[start of LISTED RECORDS]

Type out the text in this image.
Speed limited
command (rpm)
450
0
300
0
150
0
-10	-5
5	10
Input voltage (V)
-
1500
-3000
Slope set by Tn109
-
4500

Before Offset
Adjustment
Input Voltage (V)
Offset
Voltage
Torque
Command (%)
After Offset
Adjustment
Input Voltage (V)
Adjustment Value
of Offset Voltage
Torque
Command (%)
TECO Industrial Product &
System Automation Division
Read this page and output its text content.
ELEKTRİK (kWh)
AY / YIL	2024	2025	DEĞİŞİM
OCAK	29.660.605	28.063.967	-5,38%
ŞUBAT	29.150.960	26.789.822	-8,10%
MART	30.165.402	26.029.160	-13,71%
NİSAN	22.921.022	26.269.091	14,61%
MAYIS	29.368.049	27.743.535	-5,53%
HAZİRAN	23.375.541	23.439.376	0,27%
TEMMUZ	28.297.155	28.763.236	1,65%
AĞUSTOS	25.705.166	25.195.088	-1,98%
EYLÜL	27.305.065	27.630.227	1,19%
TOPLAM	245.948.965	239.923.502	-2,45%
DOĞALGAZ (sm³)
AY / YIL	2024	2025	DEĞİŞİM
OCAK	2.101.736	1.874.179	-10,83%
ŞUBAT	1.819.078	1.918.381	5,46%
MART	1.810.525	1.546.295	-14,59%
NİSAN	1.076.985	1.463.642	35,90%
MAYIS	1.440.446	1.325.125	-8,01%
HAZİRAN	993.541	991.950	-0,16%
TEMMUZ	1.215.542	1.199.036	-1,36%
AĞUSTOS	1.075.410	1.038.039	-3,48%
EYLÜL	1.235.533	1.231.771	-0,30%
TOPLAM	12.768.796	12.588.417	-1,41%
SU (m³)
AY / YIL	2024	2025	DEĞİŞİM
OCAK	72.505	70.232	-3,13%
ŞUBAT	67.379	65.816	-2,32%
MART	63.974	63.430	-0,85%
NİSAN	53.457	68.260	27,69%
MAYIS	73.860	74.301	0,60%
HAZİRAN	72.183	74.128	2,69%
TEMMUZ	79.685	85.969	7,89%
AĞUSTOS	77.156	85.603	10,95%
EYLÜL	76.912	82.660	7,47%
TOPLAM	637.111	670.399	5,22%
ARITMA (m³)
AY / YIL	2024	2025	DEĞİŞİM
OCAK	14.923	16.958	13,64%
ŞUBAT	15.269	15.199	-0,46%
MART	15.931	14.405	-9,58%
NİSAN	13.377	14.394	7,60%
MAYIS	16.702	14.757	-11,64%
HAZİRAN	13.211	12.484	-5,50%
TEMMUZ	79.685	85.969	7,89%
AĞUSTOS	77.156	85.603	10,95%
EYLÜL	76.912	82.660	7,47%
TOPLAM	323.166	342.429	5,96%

[end of LISTED RECORDS]

• _SET EXERCISE_:
Print the whole listing again, exactly.

• _EXERCISE RESPONSE_:
Type out the text in this image.
Speed limited
command (rpm)
450
0
300
0
150
0
-10	-5
5	10
Input voltage (V)
-
1500
-3000
Slope set by Tn109
-
4500

Before Offset
Adjustment
Input Voltage (V)
Offset
Voltage
Torque
Command (%)
After Offset
Adjustment
Input Voltage (V)
Adjustment Value
of Offset Voltage
Torque
Command (%)
TECO Industrial Product &
System Automation Division
Read this page and output its text content.
ELEKTRİK (kWh)
AY / YIL	2024	2025	DEĞİŞİM
OCAK	29.660.605	28.063.967	-5,38%
ŞUBAT	29.150.960	26.789.822	-8,10%
MART	30.165.402	26.029.160	-13,71%
NİSAN	22.921.022	26.269.091	14,61%
MAYIS	29.368.049	27.743.535	-5,53%
HAZİRAN	23.375.541	23.439.376	0,27%
TEMMUZ	28.297.155	28.763.236	1,65%
AĞUSTOS	25.705.166	25.195.088	-1,98%
EYLÜL	27.305.065	27.630.227	1,19%
TOPLAM	245.948.965	239.923.502	-2,45%
DOĞALGAZ (sm³)
AY / YIL	2024	2025	DEĞİŞİM
OCAK	2.101.736	1.874.179	-10,83%
ŞUBAT	1.819.078	1.918.381	5,46%
MART	1.810.525	1.546.295	-14,59%
NİSAN	1.076.985	1.463.642	35,90%
MAYIS	1.440.446	1.325.125	-8,01%
HAZİRAN	993.541	991.950	-0,16%
TEMMUZ	1.215.542	1.199.036	-1,36%
AĞUSTOS	1.075.410	1.038.039	-3,48%
EYLÜL	1.235.533	1.231.771	-0,30%
TOPLAM	12.768.796	12.588.417	-1,41%
SU (m³)
AY / YIL	2024	2025	DEĞİŞİM
OCAK	72.505	70.232	-3,13%
ŞUBAT	67.379	65.816	-2,32%
MART	63.974	63.430	-0,85%
NİSAN	53.457	68.260	27,69%
MAYIS	73.860	74.301	0,60%
HAZİRAN	72.183	74.128	2,69%
TEMMUZ	79.685	85.969	7,89%
AĞUSTOS	77.156	85.603	10,95%
EYLÜL	76.912	82.660	7,47%
TOPLAM	637.111	670.399	5,22%
ARITMA (m³)
AY / YIL	2024	2025	DEĞİŞİM
OCAK	14.923	16.958	13,64%
ŞUBAT	15.269	15.199	-0,46%
MART	15.931	14.405	-9,58%
NİSAN	13.377	14.394	7,60%
MAYIS	16.702	14.757	-11,64%
HAZİRAN	13.211	12.484	-5,50%
TEMMUZ	79.685	85.969	7,89%
AĞUSTOS	77.156	85.603	10,95%
EYLÜL	76.912	82.660	7,47%
TOPLAM	323.166	342.429	5,96%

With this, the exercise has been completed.